Exercise » Transcribe every line of the listing below without any deviation.

Data shown »
================================

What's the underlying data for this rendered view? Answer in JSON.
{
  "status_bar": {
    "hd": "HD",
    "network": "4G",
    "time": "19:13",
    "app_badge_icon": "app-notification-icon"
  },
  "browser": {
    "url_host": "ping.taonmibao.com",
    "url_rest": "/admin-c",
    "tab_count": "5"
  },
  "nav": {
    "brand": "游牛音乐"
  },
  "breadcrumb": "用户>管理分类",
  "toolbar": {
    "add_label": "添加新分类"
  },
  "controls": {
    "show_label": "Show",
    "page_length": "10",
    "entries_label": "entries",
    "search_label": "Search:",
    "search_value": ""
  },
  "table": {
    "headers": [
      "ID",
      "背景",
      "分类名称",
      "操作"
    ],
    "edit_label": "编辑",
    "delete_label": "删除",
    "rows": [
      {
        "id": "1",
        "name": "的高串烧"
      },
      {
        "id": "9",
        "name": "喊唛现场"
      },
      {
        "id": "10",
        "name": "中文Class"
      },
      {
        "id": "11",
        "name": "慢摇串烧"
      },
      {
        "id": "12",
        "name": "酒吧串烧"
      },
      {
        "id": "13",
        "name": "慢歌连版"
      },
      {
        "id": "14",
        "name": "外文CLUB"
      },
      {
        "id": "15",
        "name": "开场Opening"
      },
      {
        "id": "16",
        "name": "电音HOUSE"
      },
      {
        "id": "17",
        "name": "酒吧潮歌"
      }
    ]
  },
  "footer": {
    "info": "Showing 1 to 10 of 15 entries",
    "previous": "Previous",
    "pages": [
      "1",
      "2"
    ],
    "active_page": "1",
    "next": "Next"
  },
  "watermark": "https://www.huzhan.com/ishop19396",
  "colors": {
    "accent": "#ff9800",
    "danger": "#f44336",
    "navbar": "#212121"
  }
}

================================

Exercise answer »
What's the underlying data for this rendered view? Answer in JSON.
{
  "status_bar": {
    "hd": "HD",
    "network": "4G",
    "time": "19:13",
    "app_badge_icon": "app-notification-icon"
  },
  "browser": {
    "url_host": "ping.taonmibao.com",
    "url_rest": "/admin-c",
    "tab_count": "5"
  },
  "nav": {
    "brand": "游牛音乐"
  },
  "breadcrumb": "用户>管理分类",
  "toolbar": {
    "add_label": "添加新分类"
  },
  "controls": {
    "show_label": "Show",
    "page_length": "10",
    "entries_label": "entries",
    "search_label": "Search:",
    "search_value": ""
  },
  "table": {
    "headers": [
      "ID",
      "背景",
      "分类名称",
      "操作"
    ],
    "edit_label": "编辑",
    "delete_label": "删除",
    "rows": [
      {
        "id": "1",
        "name": "的高串烧"
      },
      {
        "id": "9",
        "name": "喊唛现场"
      },
      {
        "id": "10",
        "name": "中文Class"
      },
      {
        "id": "11",
        "name": "慢摇串烧"
      },
      {
        "id": "12",
        "name": "酒吧串烧"
      },
      {
        "id": "13",
        "name": "慢歌连版"
      },
      {
        "id": "14",
        "name": "外文CLUB"
      },
      {
        "id": "15",
        "name": "开场Opening"
      },
      {
        "id": "16",
        "name": "电音HOUSE"
      },
      {
        "id": "17",
        "name": "酒吧潮歌"
      }
    ]
  },
  "footer": {
    "info": "Showing 1 to 10 of 15 entries",
    "previous": "Previous",
    "pages": [
      "1",
      "2"
    ],
    "active_page": "1",
    "next": "Next"
  },
  "watermark": "https://www.huzhan.com/ishop19396",
  "colors": {
    "accent": "#ff9800",
    "danger": "#f44336",
    "navbar": "#212121"
  }
}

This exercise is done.